Instructions to follow: Some lines of these records may hold the word "inaianei"; state how many, using only the number.

----- Stored rows

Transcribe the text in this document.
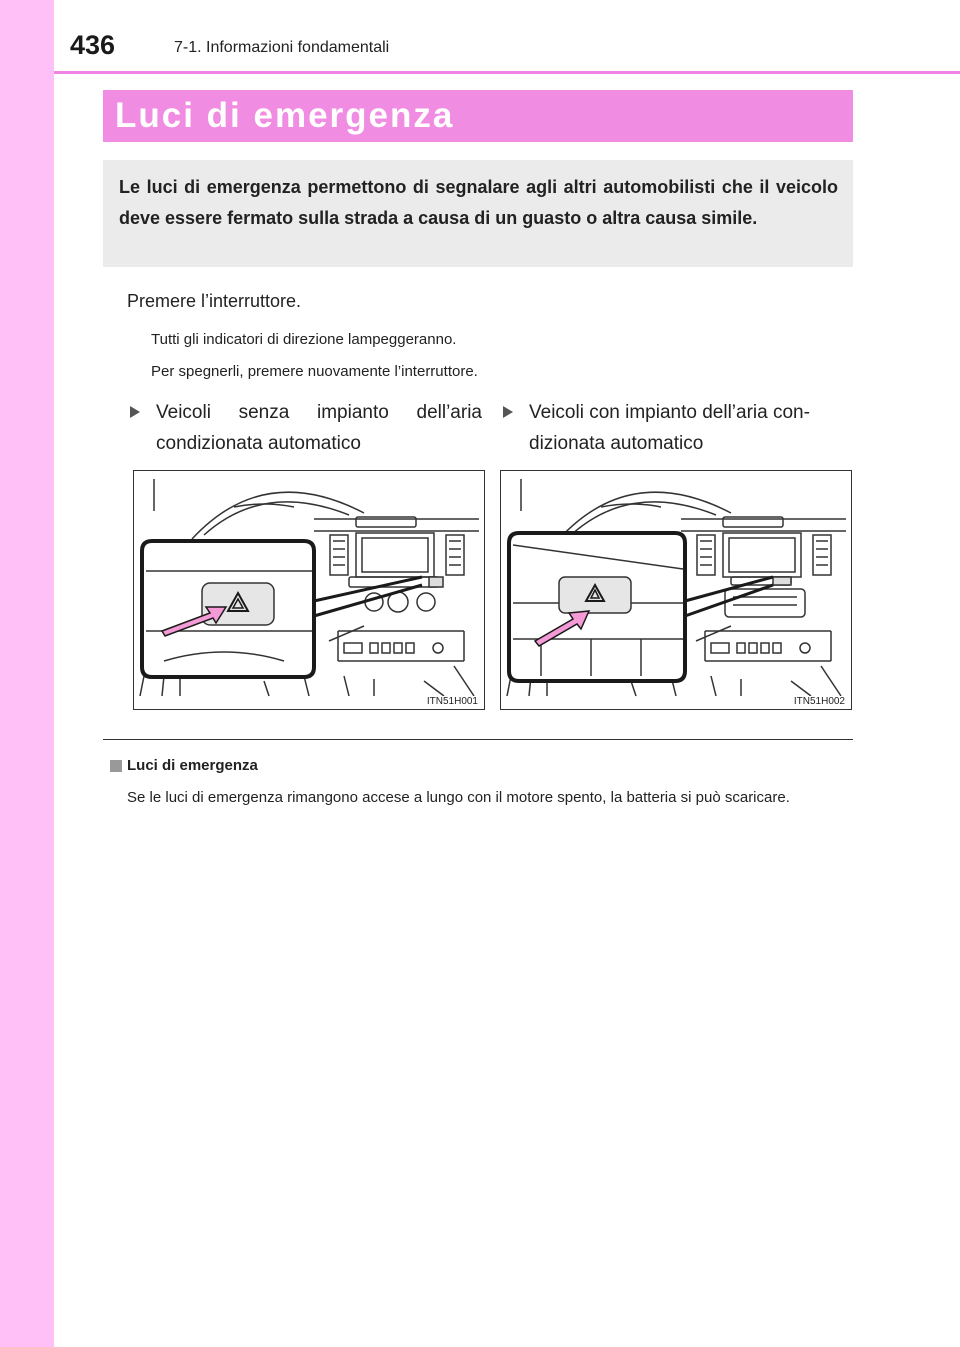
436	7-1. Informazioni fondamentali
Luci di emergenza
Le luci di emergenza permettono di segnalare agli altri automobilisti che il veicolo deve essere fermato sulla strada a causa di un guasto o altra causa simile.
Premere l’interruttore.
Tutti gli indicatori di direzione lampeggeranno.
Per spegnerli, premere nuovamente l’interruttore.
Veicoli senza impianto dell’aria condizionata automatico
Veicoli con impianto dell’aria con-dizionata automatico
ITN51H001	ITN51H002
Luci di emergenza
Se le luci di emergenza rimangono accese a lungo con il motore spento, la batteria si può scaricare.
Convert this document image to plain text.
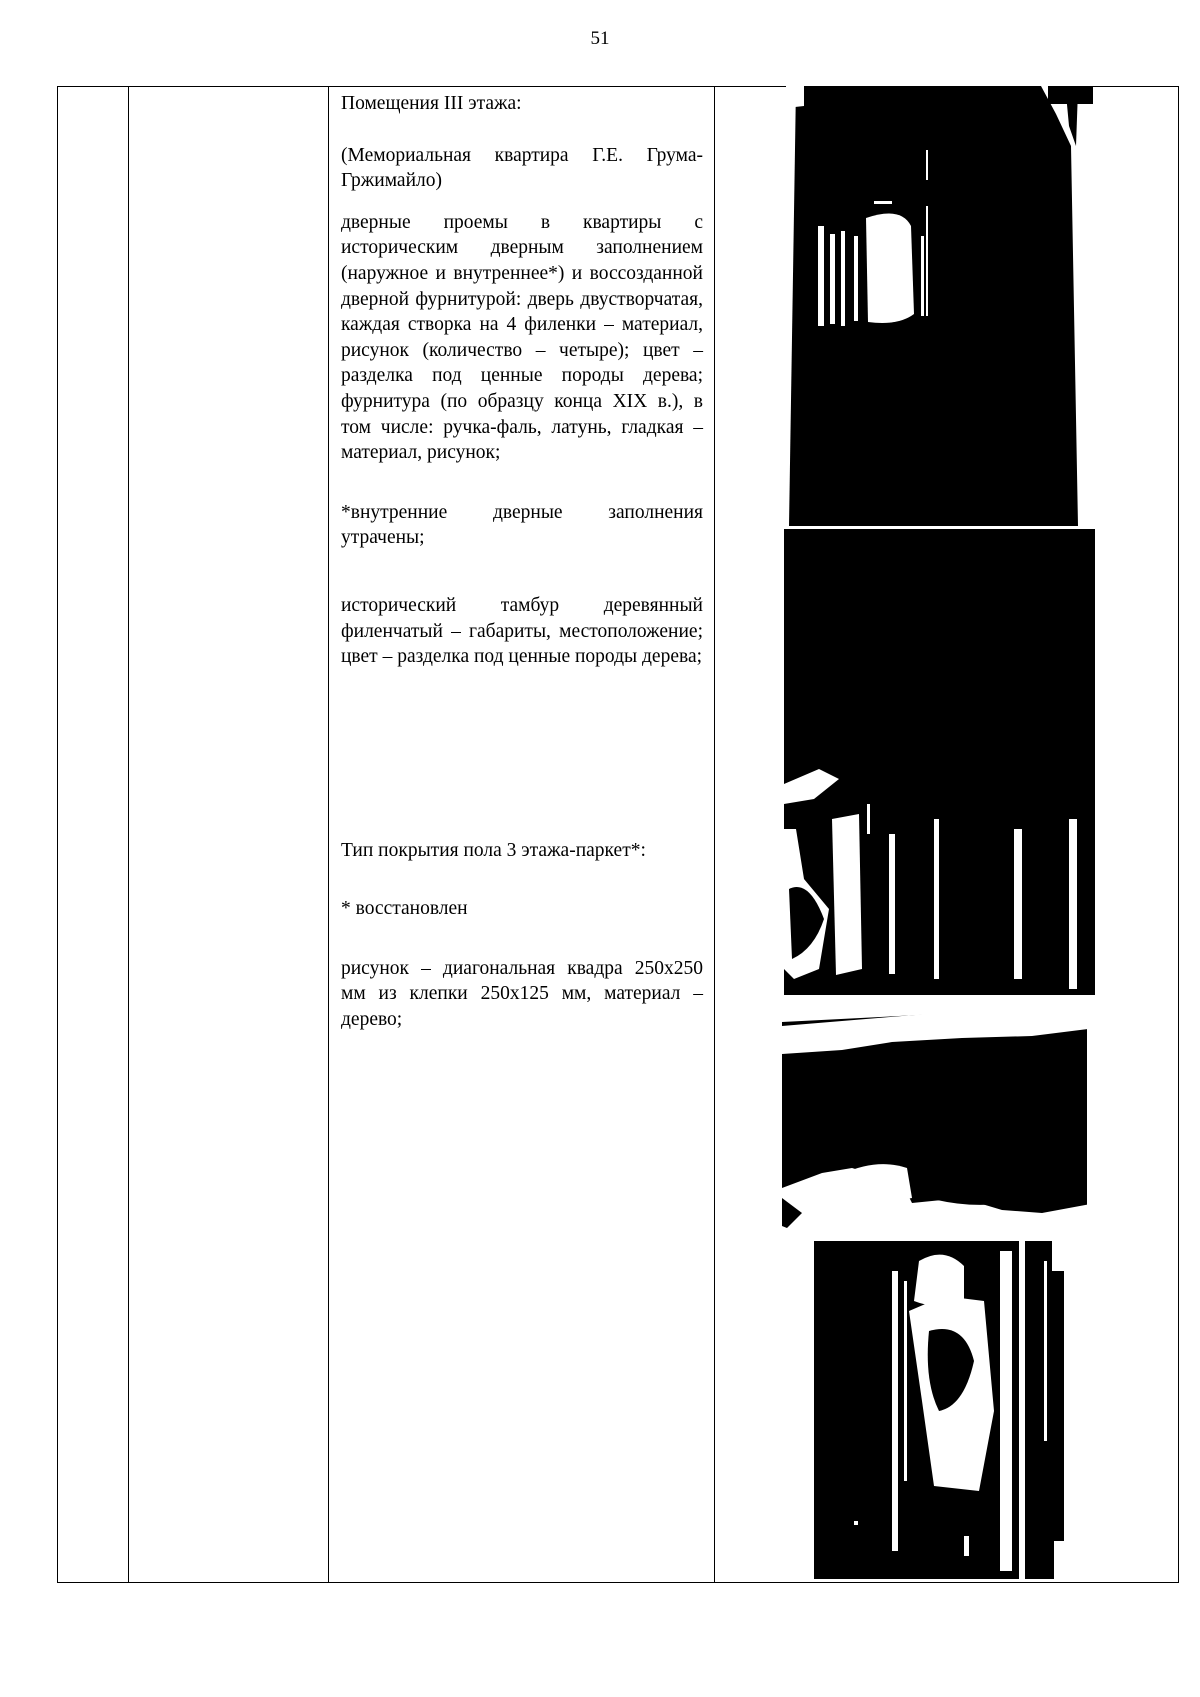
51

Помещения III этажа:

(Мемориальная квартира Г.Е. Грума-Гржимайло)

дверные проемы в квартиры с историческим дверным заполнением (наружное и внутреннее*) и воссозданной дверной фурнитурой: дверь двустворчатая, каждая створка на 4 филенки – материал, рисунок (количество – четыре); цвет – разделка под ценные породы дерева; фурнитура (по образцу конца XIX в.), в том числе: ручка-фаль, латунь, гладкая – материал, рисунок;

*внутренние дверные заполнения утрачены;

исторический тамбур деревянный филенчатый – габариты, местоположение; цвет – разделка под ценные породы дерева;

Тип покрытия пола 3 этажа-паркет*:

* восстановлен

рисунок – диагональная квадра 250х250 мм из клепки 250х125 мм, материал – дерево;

----------
----- Stored rows

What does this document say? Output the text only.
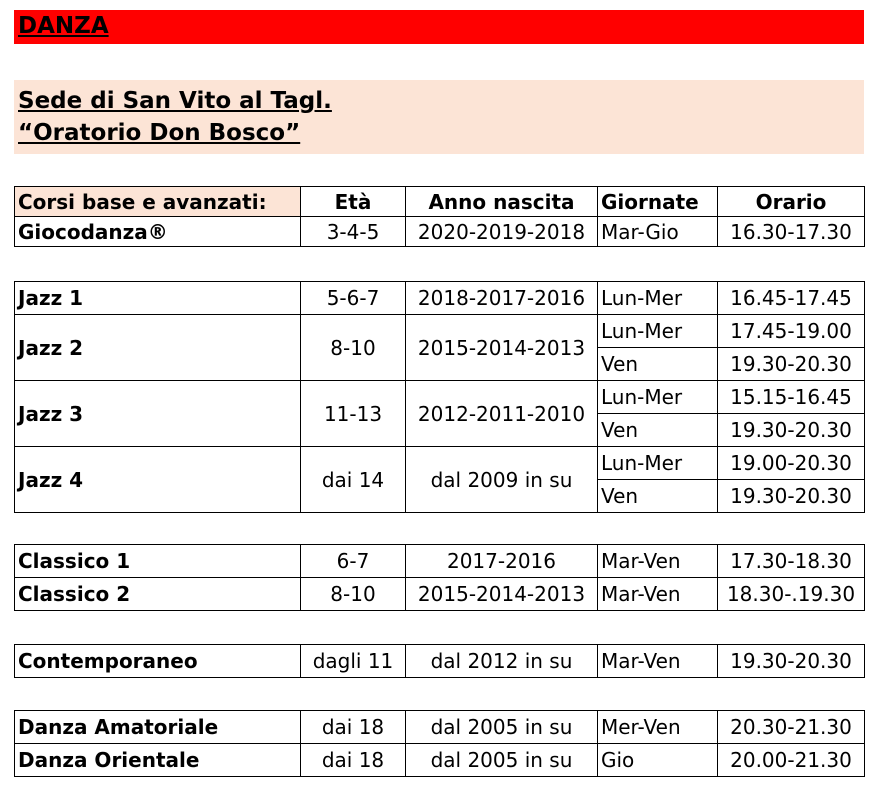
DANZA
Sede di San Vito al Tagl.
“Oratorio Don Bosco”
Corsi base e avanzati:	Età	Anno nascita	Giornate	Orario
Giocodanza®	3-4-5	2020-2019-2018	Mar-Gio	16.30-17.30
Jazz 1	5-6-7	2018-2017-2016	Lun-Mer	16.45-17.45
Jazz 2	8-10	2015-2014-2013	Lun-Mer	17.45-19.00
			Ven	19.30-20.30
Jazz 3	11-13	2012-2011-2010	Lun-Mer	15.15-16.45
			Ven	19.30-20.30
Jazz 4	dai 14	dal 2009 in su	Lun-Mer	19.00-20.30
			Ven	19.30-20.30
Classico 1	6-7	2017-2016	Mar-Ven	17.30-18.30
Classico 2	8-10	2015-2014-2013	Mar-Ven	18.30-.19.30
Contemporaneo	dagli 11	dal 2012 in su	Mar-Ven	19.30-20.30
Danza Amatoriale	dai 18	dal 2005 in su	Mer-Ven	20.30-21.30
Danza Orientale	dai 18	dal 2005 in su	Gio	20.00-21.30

----------
----- Stored rows

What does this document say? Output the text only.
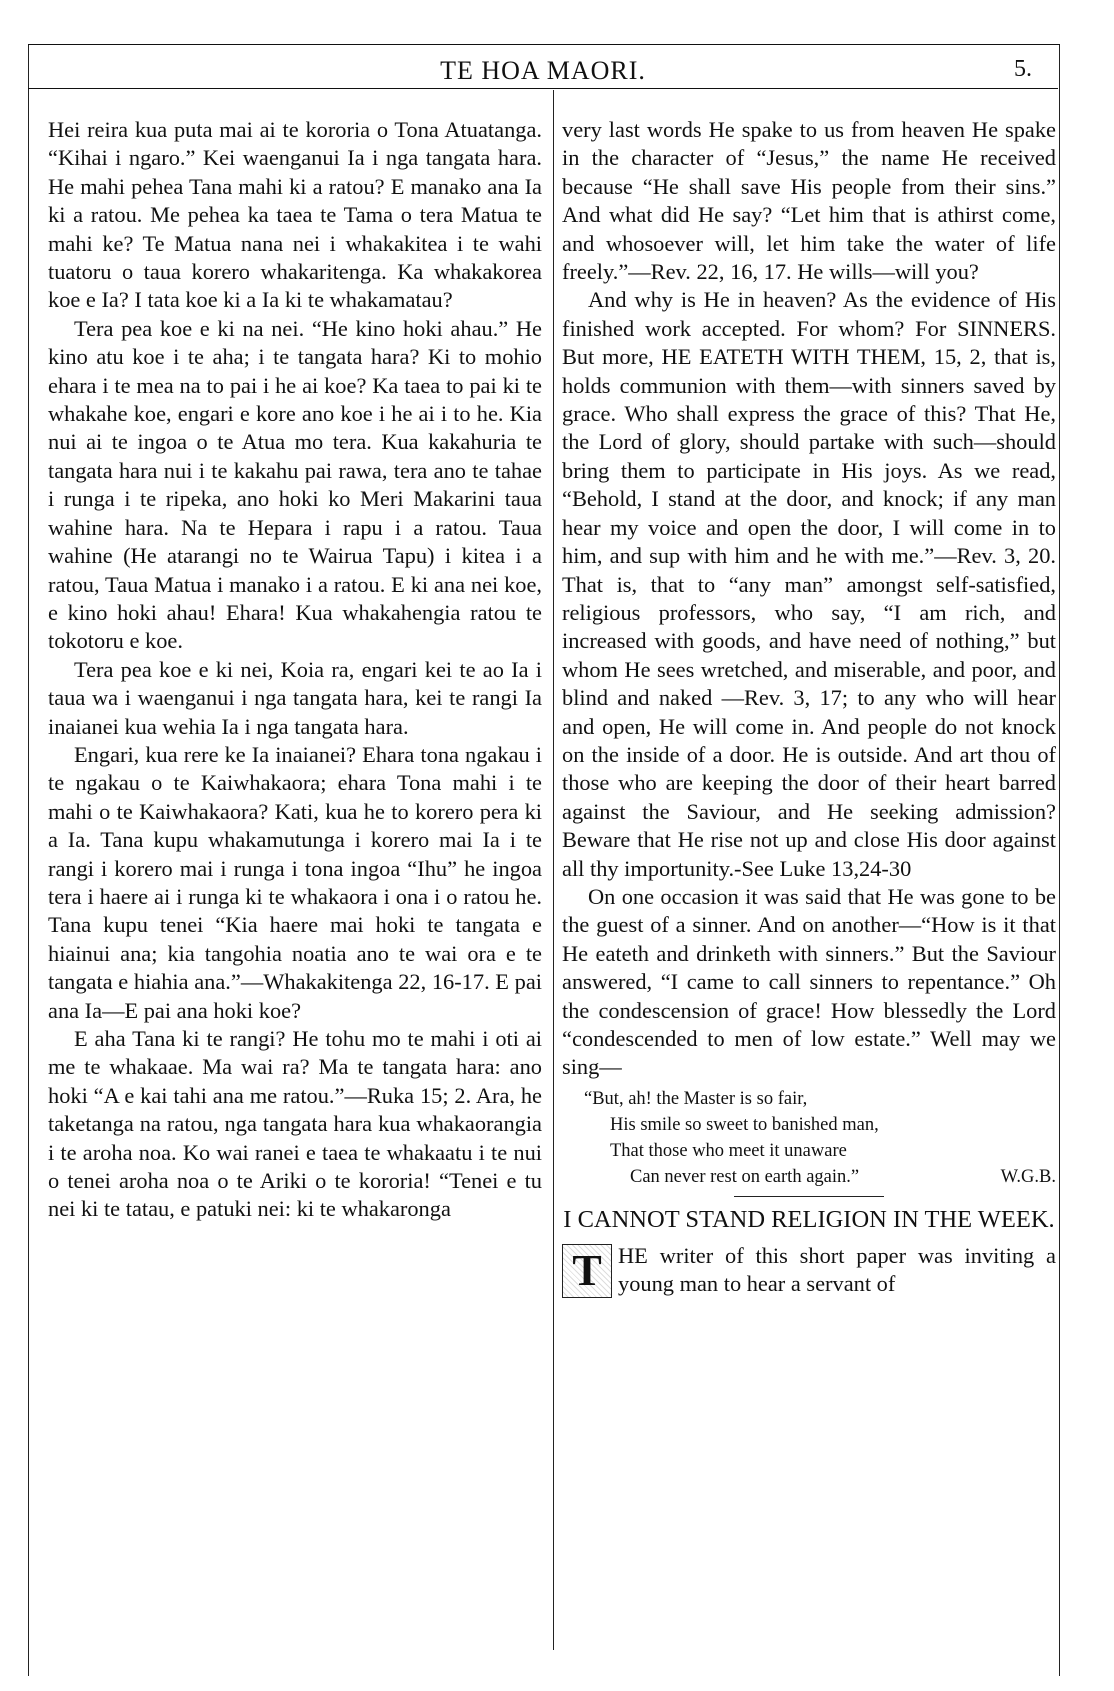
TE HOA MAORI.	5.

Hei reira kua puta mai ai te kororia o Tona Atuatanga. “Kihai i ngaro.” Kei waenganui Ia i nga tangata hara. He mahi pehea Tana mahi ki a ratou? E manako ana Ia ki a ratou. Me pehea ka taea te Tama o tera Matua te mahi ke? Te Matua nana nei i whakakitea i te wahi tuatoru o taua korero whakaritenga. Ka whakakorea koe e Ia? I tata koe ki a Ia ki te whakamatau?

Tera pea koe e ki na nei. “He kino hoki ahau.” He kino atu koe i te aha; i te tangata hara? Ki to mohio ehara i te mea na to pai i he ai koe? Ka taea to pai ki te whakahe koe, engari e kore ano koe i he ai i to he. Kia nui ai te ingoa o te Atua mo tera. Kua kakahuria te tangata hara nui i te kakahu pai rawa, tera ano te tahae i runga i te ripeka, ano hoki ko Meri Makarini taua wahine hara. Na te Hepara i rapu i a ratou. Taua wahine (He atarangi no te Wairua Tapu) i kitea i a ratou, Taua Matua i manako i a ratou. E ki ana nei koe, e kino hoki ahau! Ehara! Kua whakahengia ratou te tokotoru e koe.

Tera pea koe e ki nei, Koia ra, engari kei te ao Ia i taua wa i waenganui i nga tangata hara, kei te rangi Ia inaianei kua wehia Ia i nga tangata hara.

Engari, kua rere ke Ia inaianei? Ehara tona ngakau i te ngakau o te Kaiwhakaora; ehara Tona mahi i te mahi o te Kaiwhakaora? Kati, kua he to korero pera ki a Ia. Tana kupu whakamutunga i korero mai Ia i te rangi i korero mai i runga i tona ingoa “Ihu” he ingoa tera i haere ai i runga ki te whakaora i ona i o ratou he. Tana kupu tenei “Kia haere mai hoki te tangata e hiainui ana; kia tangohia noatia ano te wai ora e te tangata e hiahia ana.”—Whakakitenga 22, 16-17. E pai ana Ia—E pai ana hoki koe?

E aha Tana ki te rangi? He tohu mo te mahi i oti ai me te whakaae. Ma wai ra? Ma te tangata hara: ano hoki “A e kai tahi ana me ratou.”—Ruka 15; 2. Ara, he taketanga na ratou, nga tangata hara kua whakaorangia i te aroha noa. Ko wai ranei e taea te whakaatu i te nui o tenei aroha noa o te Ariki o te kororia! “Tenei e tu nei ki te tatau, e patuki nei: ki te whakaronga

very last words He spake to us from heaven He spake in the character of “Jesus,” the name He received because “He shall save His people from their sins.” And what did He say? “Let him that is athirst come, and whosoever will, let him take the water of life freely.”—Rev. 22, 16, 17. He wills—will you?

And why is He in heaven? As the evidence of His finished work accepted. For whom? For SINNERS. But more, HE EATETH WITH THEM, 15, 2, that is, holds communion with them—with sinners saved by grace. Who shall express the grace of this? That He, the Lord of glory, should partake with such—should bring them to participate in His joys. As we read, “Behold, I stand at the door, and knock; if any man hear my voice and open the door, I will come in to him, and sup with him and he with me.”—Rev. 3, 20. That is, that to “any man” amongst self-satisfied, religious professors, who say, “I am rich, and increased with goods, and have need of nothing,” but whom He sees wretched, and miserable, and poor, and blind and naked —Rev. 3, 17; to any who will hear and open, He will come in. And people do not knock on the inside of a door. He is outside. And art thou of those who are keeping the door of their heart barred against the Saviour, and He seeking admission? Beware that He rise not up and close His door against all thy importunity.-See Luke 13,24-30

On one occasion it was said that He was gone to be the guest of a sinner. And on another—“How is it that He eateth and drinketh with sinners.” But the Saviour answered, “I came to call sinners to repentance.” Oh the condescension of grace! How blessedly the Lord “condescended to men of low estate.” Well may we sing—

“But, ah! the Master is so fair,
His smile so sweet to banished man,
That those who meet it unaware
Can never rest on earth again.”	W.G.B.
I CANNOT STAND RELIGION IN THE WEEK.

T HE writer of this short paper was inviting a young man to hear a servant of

----------

Written answer: 2